■ **Direction**: Copy all of the records below verbatim.

■ **Data entries**:
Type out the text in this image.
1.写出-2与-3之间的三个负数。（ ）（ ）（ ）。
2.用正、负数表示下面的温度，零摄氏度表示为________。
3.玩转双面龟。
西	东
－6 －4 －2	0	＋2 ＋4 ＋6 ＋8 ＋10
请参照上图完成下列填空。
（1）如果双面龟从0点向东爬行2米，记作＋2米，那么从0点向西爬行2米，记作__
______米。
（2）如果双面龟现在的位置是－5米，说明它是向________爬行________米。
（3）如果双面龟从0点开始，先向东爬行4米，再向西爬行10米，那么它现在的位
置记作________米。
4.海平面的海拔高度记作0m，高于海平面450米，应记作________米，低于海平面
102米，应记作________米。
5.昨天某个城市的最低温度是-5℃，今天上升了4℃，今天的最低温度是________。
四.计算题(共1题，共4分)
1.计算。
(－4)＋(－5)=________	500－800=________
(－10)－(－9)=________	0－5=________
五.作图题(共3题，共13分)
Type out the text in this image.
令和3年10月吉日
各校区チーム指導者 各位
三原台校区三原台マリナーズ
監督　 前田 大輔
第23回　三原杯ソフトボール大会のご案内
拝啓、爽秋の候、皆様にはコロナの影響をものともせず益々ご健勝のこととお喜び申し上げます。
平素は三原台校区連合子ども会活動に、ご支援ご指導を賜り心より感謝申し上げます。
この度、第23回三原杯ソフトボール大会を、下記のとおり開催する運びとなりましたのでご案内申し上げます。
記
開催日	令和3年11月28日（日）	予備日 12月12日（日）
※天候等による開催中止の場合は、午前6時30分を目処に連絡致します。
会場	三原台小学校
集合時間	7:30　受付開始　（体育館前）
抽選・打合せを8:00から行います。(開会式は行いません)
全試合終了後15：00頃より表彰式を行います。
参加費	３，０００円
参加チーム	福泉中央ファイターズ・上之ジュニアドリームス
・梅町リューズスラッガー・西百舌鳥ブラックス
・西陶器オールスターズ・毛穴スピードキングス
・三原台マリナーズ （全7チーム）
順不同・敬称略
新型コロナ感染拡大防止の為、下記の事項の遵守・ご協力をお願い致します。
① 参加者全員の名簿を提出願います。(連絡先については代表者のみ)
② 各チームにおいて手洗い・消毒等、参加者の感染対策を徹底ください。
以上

■ **The completed task**:
Type out the text in this image.
1.写出-2与-3之间的三个负数。（ ）（ ）（ ）。
2.用正、负数表示下面的温度，零摄氏度表示为________。
3.玩转双面龟。
西	东
－6 －4 －2	0	＋2 ＋4 ＋6 ＋8 ＋10
请参照上图完成下列填空。
（1）如果双面龟从0点向东爬行2米，记作＋2米，那么从0点向西爬行2米，记作__
______米。
（2）如果双面龟现在的位置是－5米，说明它是向________爬行________米。
（3）如果双面龟从0点开始，先向东爬行4米，再向西爬行10米，那么它现在的位
置记作________米。
4.海平面的海拔高度记作0m，高于海平面450米，应记作________米，低于海平面
102米，应记作________米。
5.昨天某个城市的最低温度是-5℃，今天上升了4℃，今天的最低温度是________。
四.计算题(共1题，共4分)
1.计算。
(－4)＋(－5)=________	500－800=________
(－10)－(－9)=________	0－5=________
五.作图题(共3题，共13分)
Type out the text in this image.
令和3年10月吉日
各校区チーム指導者 各位
三原台校区三原台マリナーズ
監督　 前田 大輔
第23回　三原杯ソフトボール大会のご案内
拝啓、爽秋の候、皆様にはコロナの影響をものともせず益々ご健勝のこととお喜び申し上げます。
平素は三原台校区連合子ども会活動に、ご支援ご指導を賜り心より感謝申し上げます。
この度、第23回三原杯ソフトボール大会を、下記のとおり開催する運びとなりましたのでご案内申し上げます。
記
開催日	令和3年11月28日（日）	予備日 12月12日（日）
※天候等による開催中止の場合は、午前6時30分を目処に連絡致します。
会場	三原台小学校
集合時間	7:30　受付開始　（体育館前）
抽選・打合せを8:00から行います。(開会式は行いません)
全試合終了後15：00頃より表彰式を行います。
参加費	３，０００円
参加チーム	福泉中央ファイターズ・上之ジュニアドリームス
・梅町リューズスラッガー・西百舌鳥ブラックス
・西陶器オールスターズ・毛穴スピードキングス
・三原台マリナーズ （全7チーム）
順不同・敬称略
新型コロナ感染拡大防止の為、下記の事項の遵守・ご協力をお願い致します。
① 参加者全員の名簿を提出願います。(連絡先については代表者のみ)
② 各チームにおいて手洗い・消毒等、参加者の感染対策を徹底ください。
以上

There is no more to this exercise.